Job =>
Write out the listing in full, matching it word for word.

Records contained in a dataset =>
==============================

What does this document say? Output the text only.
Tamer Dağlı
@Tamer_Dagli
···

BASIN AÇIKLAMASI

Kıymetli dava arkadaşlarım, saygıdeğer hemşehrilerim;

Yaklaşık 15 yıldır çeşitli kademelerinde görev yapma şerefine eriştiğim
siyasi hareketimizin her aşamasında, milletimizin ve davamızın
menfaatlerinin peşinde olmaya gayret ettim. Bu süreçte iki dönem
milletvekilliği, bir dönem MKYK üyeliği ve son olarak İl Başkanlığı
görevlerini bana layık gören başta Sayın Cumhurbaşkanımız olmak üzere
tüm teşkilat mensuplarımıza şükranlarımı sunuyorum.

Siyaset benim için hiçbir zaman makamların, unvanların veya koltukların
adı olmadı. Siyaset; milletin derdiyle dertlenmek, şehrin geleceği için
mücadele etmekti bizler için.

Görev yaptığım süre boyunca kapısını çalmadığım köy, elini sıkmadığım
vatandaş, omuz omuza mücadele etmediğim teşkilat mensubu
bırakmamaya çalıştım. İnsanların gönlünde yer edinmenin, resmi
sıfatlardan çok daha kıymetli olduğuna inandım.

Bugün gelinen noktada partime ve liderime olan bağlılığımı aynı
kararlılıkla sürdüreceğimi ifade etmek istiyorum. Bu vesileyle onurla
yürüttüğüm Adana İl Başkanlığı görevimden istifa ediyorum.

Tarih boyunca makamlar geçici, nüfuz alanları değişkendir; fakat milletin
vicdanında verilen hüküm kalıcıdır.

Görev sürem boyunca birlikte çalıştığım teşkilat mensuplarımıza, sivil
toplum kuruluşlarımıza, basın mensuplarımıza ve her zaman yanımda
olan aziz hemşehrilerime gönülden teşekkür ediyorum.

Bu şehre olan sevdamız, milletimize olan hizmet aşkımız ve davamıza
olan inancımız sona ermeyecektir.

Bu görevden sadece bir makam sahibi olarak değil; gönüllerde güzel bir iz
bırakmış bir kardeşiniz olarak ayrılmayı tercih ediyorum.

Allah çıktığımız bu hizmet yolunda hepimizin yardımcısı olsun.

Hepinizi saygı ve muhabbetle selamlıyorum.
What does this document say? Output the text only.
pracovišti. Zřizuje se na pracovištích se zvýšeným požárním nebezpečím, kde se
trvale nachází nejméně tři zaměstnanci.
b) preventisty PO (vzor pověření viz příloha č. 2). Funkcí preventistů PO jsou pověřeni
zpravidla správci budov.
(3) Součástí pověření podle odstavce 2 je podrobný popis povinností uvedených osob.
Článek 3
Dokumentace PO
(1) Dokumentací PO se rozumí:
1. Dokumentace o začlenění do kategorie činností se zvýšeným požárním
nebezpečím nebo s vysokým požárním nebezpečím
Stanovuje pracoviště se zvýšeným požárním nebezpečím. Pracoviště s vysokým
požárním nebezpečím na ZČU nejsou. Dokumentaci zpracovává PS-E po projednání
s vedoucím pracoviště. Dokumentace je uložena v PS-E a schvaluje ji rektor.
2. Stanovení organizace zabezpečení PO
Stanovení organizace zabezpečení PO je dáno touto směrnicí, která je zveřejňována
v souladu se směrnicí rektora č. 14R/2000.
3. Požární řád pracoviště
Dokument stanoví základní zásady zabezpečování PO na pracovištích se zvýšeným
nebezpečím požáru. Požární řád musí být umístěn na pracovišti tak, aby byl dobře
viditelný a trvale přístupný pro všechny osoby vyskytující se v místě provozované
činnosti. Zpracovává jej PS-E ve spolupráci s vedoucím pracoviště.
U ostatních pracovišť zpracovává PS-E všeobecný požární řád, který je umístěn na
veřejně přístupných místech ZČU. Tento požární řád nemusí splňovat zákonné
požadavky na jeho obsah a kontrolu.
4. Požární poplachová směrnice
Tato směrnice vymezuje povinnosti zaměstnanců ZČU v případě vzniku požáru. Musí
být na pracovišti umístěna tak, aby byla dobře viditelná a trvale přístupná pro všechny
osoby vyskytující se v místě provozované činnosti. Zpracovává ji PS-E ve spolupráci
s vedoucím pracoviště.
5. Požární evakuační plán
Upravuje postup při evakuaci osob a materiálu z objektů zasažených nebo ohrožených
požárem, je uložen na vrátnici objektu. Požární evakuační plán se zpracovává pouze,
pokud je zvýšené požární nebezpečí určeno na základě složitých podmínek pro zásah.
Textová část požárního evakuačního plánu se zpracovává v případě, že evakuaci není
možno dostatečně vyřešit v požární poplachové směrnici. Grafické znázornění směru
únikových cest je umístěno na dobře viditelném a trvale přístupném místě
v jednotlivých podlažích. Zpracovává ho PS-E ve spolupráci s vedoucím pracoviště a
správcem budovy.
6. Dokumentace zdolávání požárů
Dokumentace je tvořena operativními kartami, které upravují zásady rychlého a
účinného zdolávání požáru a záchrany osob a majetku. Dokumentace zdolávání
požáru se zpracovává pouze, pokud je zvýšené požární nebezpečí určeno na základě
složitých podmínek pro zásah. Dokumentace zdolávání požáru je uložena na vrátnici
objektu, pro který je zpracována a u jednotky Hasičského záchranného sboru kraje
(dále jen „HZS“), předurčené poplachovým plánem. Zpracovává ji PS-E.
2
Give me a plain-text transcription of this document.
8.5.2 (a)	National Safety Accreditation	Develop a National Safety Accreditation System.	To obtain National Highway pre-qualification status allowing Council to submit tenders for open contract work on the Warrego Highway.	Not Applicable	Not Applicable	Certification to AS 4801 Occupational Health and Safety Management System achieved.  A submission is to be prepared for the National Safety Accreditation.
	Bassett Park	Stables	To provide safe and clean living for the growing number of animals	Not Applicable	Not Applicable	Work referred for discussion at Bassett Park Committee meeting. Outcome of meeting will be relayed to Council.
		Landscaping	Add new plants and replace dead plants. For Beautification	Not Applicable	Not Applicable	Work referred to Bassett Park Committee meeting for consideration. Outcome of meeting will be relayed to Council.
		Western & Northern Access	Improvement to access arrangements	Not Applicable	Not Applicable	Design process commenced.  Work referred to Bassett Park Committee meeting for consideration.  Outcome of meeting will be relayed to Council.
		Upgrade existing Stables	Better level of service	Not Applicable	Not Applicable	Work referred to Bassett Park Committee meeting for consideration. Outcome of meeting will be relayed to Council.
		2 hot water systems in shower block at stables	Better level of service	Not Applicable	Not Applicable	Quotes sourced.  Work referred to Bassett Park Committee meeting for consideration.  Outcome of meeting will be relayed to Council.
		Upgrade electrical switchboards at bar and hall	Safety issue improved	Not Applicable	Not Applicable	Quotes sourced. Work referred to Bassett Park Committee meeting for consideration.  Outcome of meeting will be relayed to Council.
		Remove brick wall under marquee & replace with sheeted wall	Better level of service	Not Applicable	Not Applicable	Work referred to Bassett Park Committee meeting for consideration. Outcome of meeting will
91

==============================

Problem solution =>
What does this document say? Output the text only.
Tamer Dağlı
@Tamer_Dagli
···

BASIN AÇIKLAMASI

Kıymetli dava arkadaşlarım, saygıdeğer hemşehrilerim;

Yaklaşık 15 yıldır çeşitli kademelerinde görev yapma şerefine eriştiğim
siyasi hareketimizin her aşamasında, milletimizin ve davamızın
menfaatlerinin peşinde olmaya gayret ettim. Bu süreçte iki dönem
milletvekilliği, bir dönem MKYK üyeliği ve son olarak İl Başkanlığı
görevlerini bana layık gören başta Sayın Cumhurbaşkanımız olmak üzere
tüm teşkilat mensuplarımıza şükranlarımı sunuyorum.

Siyaset benim için hiçbir zaman makamların, unvanların veya koltukların
adı olmadı. Siyaset; milletin derdiyle dertlenmek, şehrin geleceği için
mücadele etmekti bizler için.

Görev yaptığım süre boyunca kapısını çalmadığım köy, elini sıkmadığım
vatandaş, omuz omuza mücadele etmediğim teşkilat mensubu
bırakmamaya çalıştım. İnsanların gönlünde yer edinmenin, resmi
sıfatlardan çok daha kıymetli olduğuna inandım.

Bugün gelinen noktada partime ve liderime olan bağlılığımı aynı
kararlılıkla sürdüreceğimi ifade etmek istiyorum. Bu vesileyle onurla
yürüttüğüm Adana İl Başkanlığı görevimden istifa ediyorum.

Tarih boyunca makamlar geçici, nüfuz alanları değişkendir; fakat milletin
vicdanında verilen hüküm kalıcıdır.

Görev sürem boyunca birlikte çalıştığım teşkilat mensuplarımıza, sivil
toplum kuruluşlarımıza, basın mensuplarımıza ve her zaman yanımda
olan aziz hemşehrilerime gönülden teşekkür ediyorum.

Bu şehre olan sevdamız, milletimize olan hizmet aşkımız ve davamıza
olan inancımız sona ermeyecektir.

Bu görevden sadece bir makam sahibi olarak değil; gönüllerde güzel bir iz
bırakmış bir kardeşiniz olarak ayrılmayı tercih ediyorum.

Allah çıktığımız bu hizmet yolunda hepimizin yardımcısı olsun.

Hepinizi saygı ve muhabbetle selamlıyorum.
What does this document say? Output the text only.
pracovišti. Zřizuje se na pracovištích se zvýšeným požárním nebezpečím, kde se
trvale nachází nejméně tři zaměstnanci.
b) preventisty PO (vzor pověření viz příloha č. 2). Funkcí preventistů PO jsou pověřeni
zpravidla správci budov.
(3) Součástí pověření podle odstavce 2 je podrobný popis povinností uvedených osob.
Článek 3
Dokumentace PO
(1) Dokumentací PO se rozumí:
1. Dokumentace o začlenění do kategorie činností se zvýšeným požárním
nebezpečím nebo s vysokým požárním nebezpečím
Stanovuje pracoviště se zvýšeným požárním nebezpečím. Pracoviště s vysokým
požárním nebezpečím na ZČU nejsou. Dokumentaci zpracovává PS-E po projednání
s vedoucím pracoviště. Dokumentace je uložena v PS-E a schvaluje ji rektor.
2. Stanovení organizace zabezpečení PO
Stanovení organizace zabezpečení PO je dáno touto směrnicí, která je zveřejňována
v souladu se směrnicí rektora č. 14R/2000.
3. Požární řád pracoviště
Dokument stanoví základní zásady zabezpečování PO na pracovištích se zvýšeným
nebezpečím požáru. Požární řád musí být umístěn na pracovišti tak, aby byl dobře
viditelný a trvale přístupný pro všechny osoby vyskytující se v místě provozované
činnosti. Zpracovává jej PS-E ve spolupráci s vedoucím pracoviště.
U ostatních pracovišť zpracovává PS-E všeobecný požární řád, který je umístěn na
veřejně přístupných místech ZČU. Tento požární řád nemusí splňovat zákonné
požadavky na jeho obsah a kontrolu.
4. Požární poplachová směrnice
Tato směrnice vymezuje povinnosti zaměstnanců ZČU v případě vzniku požáru. Musí
být na pracovišti umístěna tak, aby byla dobře viditelná a trvale přístupná pro všechny
osoby vyskytující se v místě provozované činnosti. Zpracovává ji PS-E ve spolupráci
s vedoucím pracoviště.
5. Požární evakuační plán
Upravuje postup při evakuaci osob a materiálu z objektů zasažených nebo ohrožených
požárem, je uložen na vrátnici objektu. Požární evakuační plán se zpracovává pouze,
pokud je zvýšené požární nebezpečí určeno na základě složitých podmínek pro zásah.
Textová část požárního evakuačního plánu se zpracovává v případě, že evakuaci není
možno dostatečně vyřešit v požární poplachové směrnici. Grafické znázornění směru
únikových cest je umístěno na dobře viditelném a trvale přístupném místě
v jednotlivých podlažích. Zpracovává ho PS-E ve spolupráci s vedoucím pracoviště a
správcem budovy.
6. Dokumentace zdolávání požárů
Dokumentace je tvořena operativními kartami, které upravují zásady rychlého a
účinného zdolávání požáru a záchrany osob a majetku. Dokumentace zdolávání
požáru se zpracovává pouze, pokud je zvýšené požární nebezpečí určeno na základě
složitých podmínek pro zásah. Dokumentace zdolávání požáru je uložena na vrátnici
objektu, pro který je zpracována a u jednotky Hasičského záchranného sboru kraje
(dále jen „HZS“), předurčené poplachovým plánem. Zpracovává ji PS-E.
2
Give me a plain-text transcription of this document.
8.5.2 (a)	National Safety Accreditation	Develop a National Safety Accreditation System.	To obtain National Highway pre-qualification status allowing Council to submit tenders for open contract work on the Warrego Highway.	Not Applicable	Not Applicable	Certification to AS 4801 Occupational Health and Safety Management System achieved.  A submission is to be prepared for the National Safety Accreditation.
	Bassett Park	Stables	To provide safe and clean living for the growing number of animals	Not Applicable	Not Applicable	Work referred for discussion at Bassett Park Committee meeting. Outcome of meeting will be relayed to Council.
		Landscaping	Add new plants and replace dead plants. For Beautification	Not Applicable	Not Applicable	Work referred to Bassett Park Committee meeting for consideration. Outcome of meeting will be relayed to Council.
		Western & Northern Access	Improvement to access arrangements	Not Applicable	Not Applicable	Design process commenced.  Work referred to Bassett Park Committee meeting for consideration.  Outcome of meeting will be relayed to Council.
		Upgrade existing Stables	Better level of service	Not Applicable	Not Applicable	Work referred to Bassett Park Committee meeting for consideration. Outcome of meeting will be relayed to Council.
		2 hot water systems in shower block at stables	Better level of service	Not Applicable	Not Applicable	Quotes sourced.  Work referred to Bassett Park Committee meeting for consideration.  Outcome of meeting will be relayed to Council.
		Upgrade electrical switchboards at bar and hall	Safety issue improved	Not Applicable	Not Applicable	Quotes sourced. Work referred to Bassett Park Committee meeting for consideration.  Outcome of meeting will be relayed to Council.
		Remove brick wall under marquee & replace with sheeted wall	Better level of service	Not Applicable	Not Applicable	Work referred to Bassett Park Committee meeting for consideration. Outcome of meeting will
91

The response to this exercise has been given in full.